■ Records for this exercise
────────────────
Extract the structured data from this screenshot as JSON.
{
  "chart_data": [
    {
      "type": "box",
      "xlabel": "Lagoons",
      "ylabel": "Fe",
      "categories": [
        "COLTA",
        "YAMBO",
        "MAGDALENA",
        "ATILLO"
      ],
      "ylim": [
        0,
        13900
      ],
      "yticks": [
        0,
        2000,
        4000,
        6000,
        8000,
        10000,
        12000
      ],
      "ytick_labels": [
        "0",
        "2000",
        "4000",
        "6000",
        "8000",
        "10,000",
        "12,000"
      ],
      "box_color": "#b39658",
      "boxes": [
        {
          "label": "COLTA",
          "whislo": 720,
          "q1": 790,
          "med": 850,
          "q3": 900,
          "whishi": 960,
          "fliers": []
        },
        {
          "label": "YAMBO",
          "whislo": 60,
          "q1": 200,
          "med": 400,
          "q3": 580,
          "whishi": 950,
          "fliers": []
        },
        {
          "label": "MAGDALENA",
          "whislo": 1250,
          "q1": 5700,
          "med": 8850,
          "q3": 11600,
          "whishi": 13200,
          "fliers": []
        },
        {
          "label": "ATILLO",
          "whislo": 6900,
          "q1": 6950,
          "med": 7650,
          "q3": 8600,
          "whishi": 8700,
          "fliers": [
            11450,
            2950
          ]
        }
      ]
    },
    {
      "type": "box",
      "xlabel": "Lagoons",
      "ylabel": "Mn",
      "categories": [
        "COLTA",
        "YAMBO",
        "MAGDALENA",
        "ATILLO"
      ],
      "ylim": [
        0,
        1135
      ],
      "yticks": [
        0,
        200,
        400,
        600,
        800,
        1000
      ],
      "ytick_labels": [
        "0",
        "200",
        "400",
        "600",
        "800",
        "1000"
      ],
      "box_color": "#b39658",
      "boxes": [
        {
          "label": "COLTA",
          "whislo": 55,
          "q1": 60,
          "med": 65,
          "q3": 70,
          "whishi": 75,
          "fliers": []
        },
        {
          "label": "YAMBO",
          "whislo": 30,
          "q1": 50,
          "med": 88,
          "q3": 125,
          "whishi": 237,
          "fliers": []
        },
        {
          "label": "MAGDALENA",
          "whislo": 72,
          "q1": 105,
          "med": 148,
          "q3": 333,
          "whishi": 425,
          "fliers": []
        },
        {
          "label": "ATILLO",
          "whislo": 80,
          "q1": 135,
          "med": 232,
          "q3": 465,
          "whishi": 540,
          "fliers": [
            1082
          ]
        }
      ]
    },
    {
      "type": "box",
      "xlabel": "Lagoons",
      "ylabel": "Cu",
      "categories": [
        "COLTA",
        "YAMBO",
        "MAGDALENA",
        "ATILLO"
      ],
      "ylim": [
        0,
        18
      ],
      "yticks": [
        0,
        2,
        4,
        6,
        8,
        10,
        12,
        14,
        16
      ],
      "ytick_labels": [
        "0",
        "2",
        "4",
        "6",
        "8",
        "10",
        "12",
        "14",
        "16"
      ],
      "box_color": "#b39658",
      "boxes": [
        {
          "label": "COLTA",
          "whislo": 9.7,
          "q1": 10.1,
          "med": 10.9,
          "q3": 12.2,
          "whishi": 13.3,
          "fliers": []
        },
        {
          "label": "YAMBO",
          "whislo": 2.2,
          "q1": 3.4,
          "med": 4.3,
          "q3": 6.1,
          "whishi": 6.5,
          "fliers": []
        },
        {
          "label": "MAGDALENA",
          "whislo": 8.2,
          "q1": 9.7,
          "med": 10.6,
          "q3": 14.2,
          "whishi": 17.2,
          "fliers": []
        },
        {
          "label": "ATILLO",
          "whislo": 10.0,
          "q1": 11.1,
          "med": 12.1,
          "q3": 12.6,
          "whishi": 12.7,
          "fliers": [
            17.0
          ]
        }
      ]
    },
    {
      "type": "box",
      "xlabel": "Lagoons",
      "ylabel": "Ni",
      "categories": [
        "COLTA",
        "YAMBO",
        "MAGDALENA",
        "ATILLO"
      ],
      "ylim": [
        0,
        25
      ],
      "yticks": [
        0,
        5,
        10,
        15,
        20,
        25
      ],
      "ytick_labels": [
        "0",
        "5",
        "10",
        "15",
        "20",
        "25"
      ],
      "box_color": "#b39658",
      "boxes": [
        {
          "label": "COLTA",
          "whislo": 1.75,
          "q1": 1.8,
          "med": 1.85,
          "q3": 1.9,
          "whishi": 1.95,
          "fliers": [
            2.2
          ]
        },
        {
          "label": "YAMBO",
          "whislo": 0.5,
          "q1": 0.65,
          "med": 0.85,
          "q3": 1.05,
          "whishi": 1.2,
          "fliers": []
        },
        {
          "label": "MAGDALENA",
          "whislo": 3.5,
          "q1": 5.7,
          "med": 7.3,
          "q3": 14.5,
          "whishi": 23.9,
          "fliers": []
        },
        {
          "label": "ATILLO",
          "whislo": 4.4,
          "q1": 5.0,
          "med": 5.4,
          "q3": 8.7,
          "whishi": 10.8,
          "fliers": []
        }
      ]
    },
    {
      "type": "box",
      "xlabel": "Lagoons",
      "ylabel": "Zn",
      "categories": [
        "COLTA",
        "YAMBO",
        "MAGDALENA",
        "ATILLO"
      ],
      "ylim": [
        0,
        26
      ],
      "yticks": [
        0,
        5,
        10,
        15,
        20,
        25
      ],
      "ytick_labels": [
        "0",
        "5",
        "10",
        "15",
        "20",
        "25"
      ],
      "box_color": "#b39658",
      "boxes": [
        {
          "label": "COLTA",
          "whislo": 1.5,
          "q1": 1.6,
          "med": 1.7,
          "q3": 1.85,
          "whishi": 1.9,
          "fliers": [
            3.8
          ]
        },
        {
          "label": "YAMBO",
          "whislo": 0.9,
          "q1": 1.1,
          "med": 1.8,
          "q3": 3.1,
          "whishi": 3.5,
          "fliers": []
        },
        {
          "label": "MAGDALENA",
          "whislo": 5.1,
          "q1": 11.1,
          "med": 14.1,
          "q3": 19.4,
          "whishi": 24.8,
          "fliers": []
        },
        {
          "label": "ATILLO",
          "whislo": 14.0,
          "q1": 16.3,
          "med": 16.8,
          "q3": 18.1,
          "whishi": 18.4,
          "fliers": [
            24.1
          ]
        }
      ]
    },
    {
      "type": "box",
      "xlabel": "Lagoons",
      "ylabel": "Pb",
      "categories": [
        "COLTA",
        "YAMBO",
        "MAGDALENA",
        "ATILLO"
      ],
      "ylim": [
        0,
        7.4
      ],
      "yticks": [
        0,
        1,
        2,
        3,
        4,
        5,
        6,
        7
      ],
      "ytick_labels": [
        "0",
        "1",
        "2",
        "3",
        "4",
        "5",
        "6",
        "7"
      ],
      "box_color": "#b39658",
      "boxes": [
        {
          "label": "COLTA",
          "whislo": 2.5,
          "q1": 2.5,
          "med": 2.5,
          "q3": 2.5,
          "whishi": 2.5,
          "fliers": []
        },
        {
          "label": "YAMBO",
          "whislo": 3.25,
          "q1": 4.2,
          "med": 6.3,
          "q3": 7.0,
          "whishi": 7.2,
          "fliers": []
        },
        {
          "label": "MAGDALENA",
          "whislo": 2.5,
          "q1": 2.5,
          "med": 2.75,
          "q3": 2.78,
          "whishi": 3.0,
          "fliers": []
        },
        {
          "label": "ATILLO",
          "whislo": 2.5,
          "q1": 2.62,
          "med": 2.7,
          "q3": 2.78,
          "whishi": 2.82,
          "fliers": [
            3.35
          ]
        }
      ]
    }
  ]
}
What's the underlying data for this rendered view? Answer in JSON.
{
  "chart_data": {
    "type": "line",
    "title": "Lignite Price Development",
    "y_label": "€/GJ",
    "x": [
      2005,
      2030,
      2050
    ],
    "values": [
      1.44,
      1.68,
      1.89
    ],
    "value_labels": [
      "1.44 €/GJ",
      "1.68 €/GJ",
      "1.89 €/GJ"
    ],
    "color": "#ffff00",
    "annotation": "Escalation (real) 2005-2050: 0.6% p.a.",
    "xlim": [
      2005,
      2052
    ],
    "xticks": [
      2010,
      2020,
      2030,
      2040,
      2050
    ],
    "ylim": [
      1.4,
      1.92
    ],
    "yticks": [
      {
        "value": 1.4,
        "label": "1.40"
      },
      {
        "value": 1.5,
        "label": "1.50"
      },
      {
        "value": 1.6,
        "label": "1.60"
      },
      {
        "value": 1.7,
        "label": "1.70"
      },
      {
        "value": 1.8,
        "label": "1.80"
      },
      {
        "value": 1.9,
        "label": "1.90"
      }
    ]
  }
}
────────────────
■ Task to complete
Every line of the listing that holds "ylabel" should be found and copied.

■ Answer to the exercise
      "ylabel": "Fe",
      "ylabel": "Mn",
      "ylabel": "Cu",
      "ylabel": "Ni",
      "ylabel": "Zn",
      "ylabel": "Pb",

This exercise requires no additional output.